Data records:
start

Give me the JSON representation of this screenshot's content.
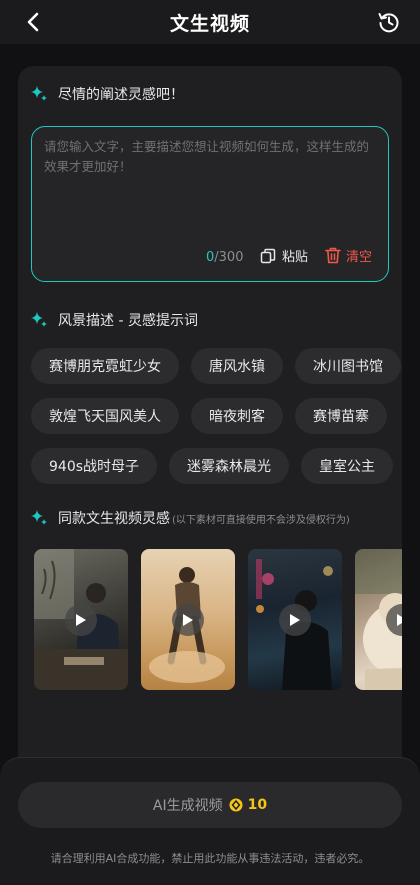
{
  "header": {
    "title": "文生视频"
  },
  "prompt": {
    "heading": "尽情的阐述灵感吧！",
    "placeholder": "请您输入文字，主要描述您想让视频如何生成，这样生成的效果才更加好！",
    "count_current": "0",
    "count_max": "/300",
    "paste_label": "粘贴",
    "clear_label": "清空"
  },
  "scenery": {
    "heading": "风景描述 - 灵感提示词",
    "rows": [
      [
        "赛博朋克霓虹少女",
        "唐风水镇",
        "冰川图书馆"
      ],
      [
        "敦煌飞天国风美人",
        "暗夜刺客",
        "赛博苗寨"
      ],
      [
        "940s战时母子",
        "迷雾森林晨光",
        "皇室公主"
      ]
    ]
  },
  "inspiration": {
    "heading": "同款文生视频灵感",
    "note": "(以下素材可直接使用不会涉及侵权行为)",
    "videos": [
      "video-1",
      "video-2",
      "video-3",
      "video-4"
    ]
  },
  "footer": {
    "generate_label": "AI生成视频",
    "cost": "10",
    "disclaimer": "请合理利用AI合成功能，禁止用此功能从事违法活动，违者必究。"
  },
  "colors": {
    "accent": "#1fc9c0",
    "danger": "#f0584a",
    "coin": "#f5c517"
  }
}
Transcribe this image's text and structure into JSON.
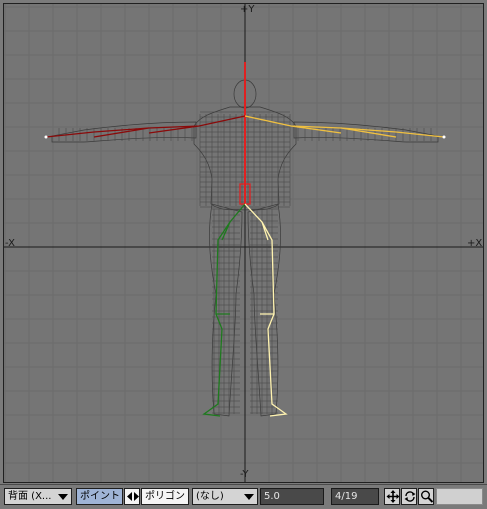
{
  "viewport": {
    "axis_labels": {
      "y_top": "+Y",
      "y_bottom": "-Y",
      "x_left": "-X",
      "x_right": "+X"
    },
    "colors": {
      "background": "#757575",
      "grid": "#6c6c6c",
      "axis": "#1a1a1a",
      "mesh": "#3c3c3c",
      "bone_spine": "#e02020",
      "bone_arm_right": "#7a0a0a",
      "bone_arm_left": "#f0c040",
      "bone_leg_right": "#1e7a1e",
      "bone_leg_left": "#fff3b0"
    }
  },
  "toolbar": {
    "view_select": "背面 (X...",
    "point_toggle": "ポイント",
    "swap_icon": "double-arrow-icon",
    "polygon_toggle": "ポリゴン",
    "layer_select": "(なし)",
    "value_field": "5.0",
    "layer_counter": "4/19",
    "move_icon": "move-icon",
    "rotate_icon": "rotate-icon",
    "zoom_icon": "magnifier-icon"
  }
}
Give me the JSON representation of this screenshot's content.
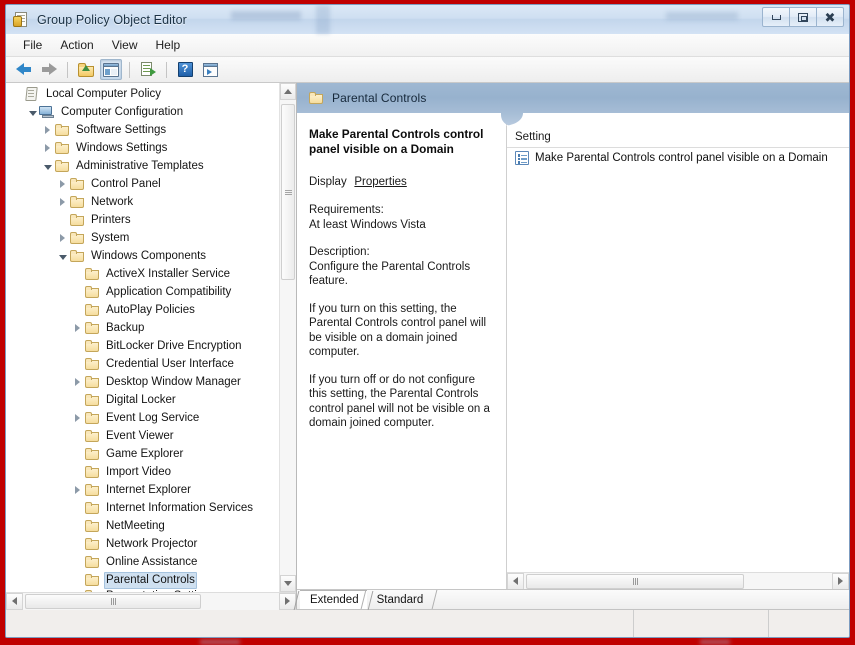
{
  "window": {
    "title": "Group Policy Object Editor",
    "icon": "group-policy-icon",
    "controls": {
      "minimize": "Minimize",
      "maximize": "Restore",
      "close": "Close"
    }
  },
  "menubar": {
    "items": [
      {
        "label": "File"
      },
      {
        "label": "Action"
      },
      {
        "label": "View"
      },
      {
        "label": "Help"
      }
    ]
  },
  "toolbar": {
    "buttons": [
      {
        "name": "back-arrow-icon",
        "tooltip": "Back"
      },
      {
        "name": "forward-arrow-icon",
        "tooltip": "Forward"
      },
      {
        "name": "folder-up-icon",
        "tooltip": "Up One Level"
      },
      {
        "name": "show-console-tree-icon",
        "tooltip": "Show/Hide Console Tree",
        "pressed": true
      },
      {
        "name": "export-list-icon",
        "tooltip": "Export List"
      },
      {
        "name": "help-icon",
        "tooltip": "Help"
      },
      {
        "name": "show-action-pane-icon",
        "tooltip": "Show/Hide Action Pane"
      }
    ]
  },
  "tree": {
    "nodes": [
      {
        "label": "Local Computer Policy",
        "indent": 0,
        "expander": "none",
        "icon": "policy-icon",
        "selected": false
      },
      {
        "label": "Computer Configuration",
        "indent": 1,
        "expander": "expanded",
        "icon": "computer-icon",
        "selected": false
      },
      {
        "label": "Software Settings",
        "indent": 2,
        "expander": "collapsed",
        "icon": "folder-icon",
        "selected": false
      },
      {
        "label": "Windows Settings",
        "indent": 2,
        "expander": "collapsed",
        "icon": "folder-icon",
        "selected": false
      },
      {
        "label": "Administrative Templates",
        "indent": 2,
        "expander": "expanded",
        "icon": "folder-icon",
        "selected": false
      },
      {
        "label": "Control Panel",
        "indent": 3,
        "expander": "collapsed",
        "icon": "folder-icon",
        "selected": false
      },
      {
        "label": "Network",
        "indent": 3,
        "expander": "collapsed",
        "icon": "folder-icon",
        "selected": false
      },
      {
        "label": "Printers",
        "indent": 3,
        "expander": "none",
        "icon": "folder-icon",
        "selected": false
      },
      {
        "label": "System",
        "indent": 3,
        "expander": "collapsed",
        "icon": "folder-icon",
        "selected": false
      },
      {
        "label": "Windows Components",
        "indent": 3,
        "expander": "expanded",
        "icon": "folder-icon",
        "selected": false
      },
      {
        "label": "ActiveX Installer Service",
        "indent": 4,
        "expander": "none",
        "icon": "folder-icon",
        "selected": false
      },
      {
        "label": "Application Compatibility",
        "indent": 4,
        "expander": "none",
        "icon": "folder-icon",
        "selected": false
      },
      {
        "label": "AutoPlay Policies",
        "indent": 4,
        "expander": "none",
        "icon": "folder-icon",
        "selected": false
      },
      {
        "label": "Backup",
        "indent": 4,
        "expander": "collapsed",
        "icon": "folder-icon",
        "selected": false
      },
      {
        "label": "BitLocker Drive Encryption",
        "indent": 4,
        "expander": "none",
        "icon": "folder-icon",
        "selected": false
      },
      {
        "label": "Credential User Interface",
        "indent": 4,
        "expander": "none",
        "icon": "folder-icon",
        "selected": false
      },
      {
        "label": "Desktop Window Manager",
        "indent": 4,
        "expander": "collapsed",
        "icon": "folder-icon",
        "selected": false
      },
      {
        "label": "Digital Locker",
        "indent": 4,
        "expander": "none",
        "icon": "folder-icon",
        "selected": false
      },
      {
        "label": "Event Log Service",
        "indent": 4,
        "expander": "collapsed",
        "icon": "folder-icon",
        "selected": false
      },
      {
        "label": "Event Viewer",
        "indent": 4,
        "expander": "none",
        "icon": "folder-icon",
        "selected": false
      },
      {
        "label": "Game Explorer",
        "indent": 4,
        "expander": "none",
        "icon": "folder-icon",
        "selected": false
      },
      {
        "label": "Import Video",
        "indent": 4,
        "expander": "none",
        "icon": "folder-icon",
        "selected": false
      },
      {
        "label": "Internet Explorer",
        "indent": 4,
        "expander": "collapsed",
        "icon": "folder-icon",
        "selected": false
      },
      {
        "label": "Internet Information Services",
        "indent": 4,
        "expander": "none",
        "icon": "folder-icon",
        "selected": false
      },
      {
        "label": "NetMeeting",
        "indent": 4,
        "expander": "none",
        "icon": "folder-icon",
        "selected": false
      },
      {
        "label": "Network Projector",
        "indent": 4,
        "expander": "none",
        "icon": "folder-icon",
        "selected": false
      },
      {
        "label": "Online Assistance",
        "indent": 4,
        "expander": "none",
        "icon": "folder-icon",
        "selected": false
      },
      {
        "label": "Parental Controls",
        "indent": 4,
        "expander": "none",
        "icon": "folder-icon",
        "selected": true
      },
      {
        "label": "Presentation Settings",
        "indent": 4,
        "expander": "none",
        "icon": "folder-icon",
        "selected": false,
        "clipped": true
      }
    ]
  },
  "pane_header": {
    "title": "Parental Controls",
    "icon": "folder-icon"
  },
  "description": {
    "title": "Make Parental Controls control panel visible on a Domain",
    "display_label": "Display",
    "display_link": "Properties",
    "requirements_label": "Requirements:",
    "requirements_value": "At least Windows Vista",
    "description_label": "Description:",
    "description_value": "Configure the Parental Controls feature.",
    "paragraph_on": "If you turn on this setting, the Parental Controls control panel will be visible on a domain joined computer.",
    "paragraph_off": "If you turn off or do not configure this setting, the Parental Controls control panel will not be visible on a domain joined computer."
  },
  "settings_list": {
    "column_header": "Setting",
    "rows": [
      {
        "label": "Make Parental Controls control panel visible on a Domain",
        "icon": "policy-setting-icon"
      }
    ]
  },
  "view_tabs": {
    "items": [
      {
        "label": "Extended",
        "active": true
      },
      {
        "label": "Standard",
        "active": false
      }
    ]
  },
  "statusbar": {
    "main_text": "",
    "segment_a": "",
    "segment_b": ""
  },
  "colors": {
    "capture_border": "#c00000",
    "titlebar": "#cfdff1",
    "pane_header": "#9fb8d2",
    "selection": "#cfe0f0",
    "link": "#1c5fb0"
  }
}
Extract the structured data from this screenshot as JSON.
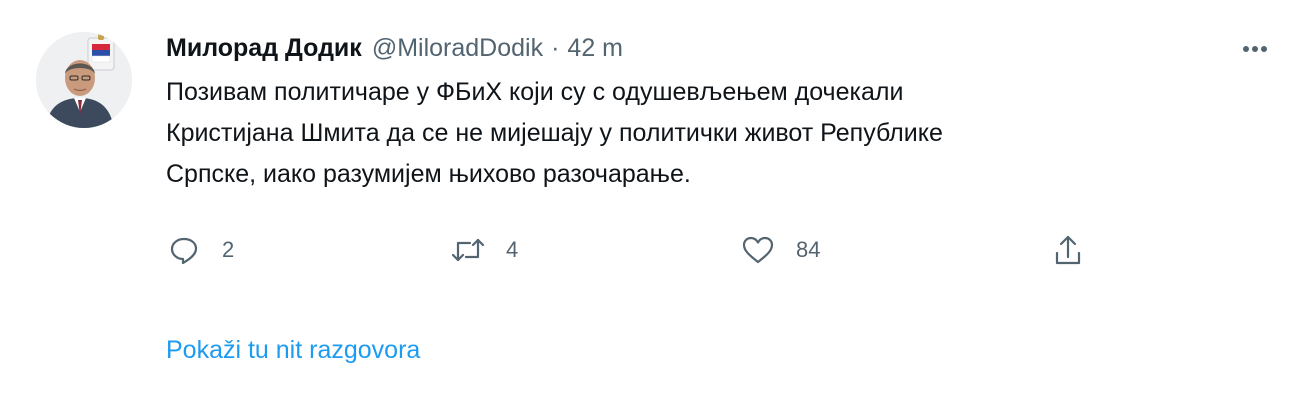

end

Locate all lines in the listing above with the word "will". Copy them.

• [Reply]
    "paragraph_on": "If you turn on this setting, the Parental Controls control panel will be visible on a domain joined computer.",
    "paragraph_off": "If you turn off or do not configure this setting, the Parental Controls control panel will not be visible on a domain joined computer."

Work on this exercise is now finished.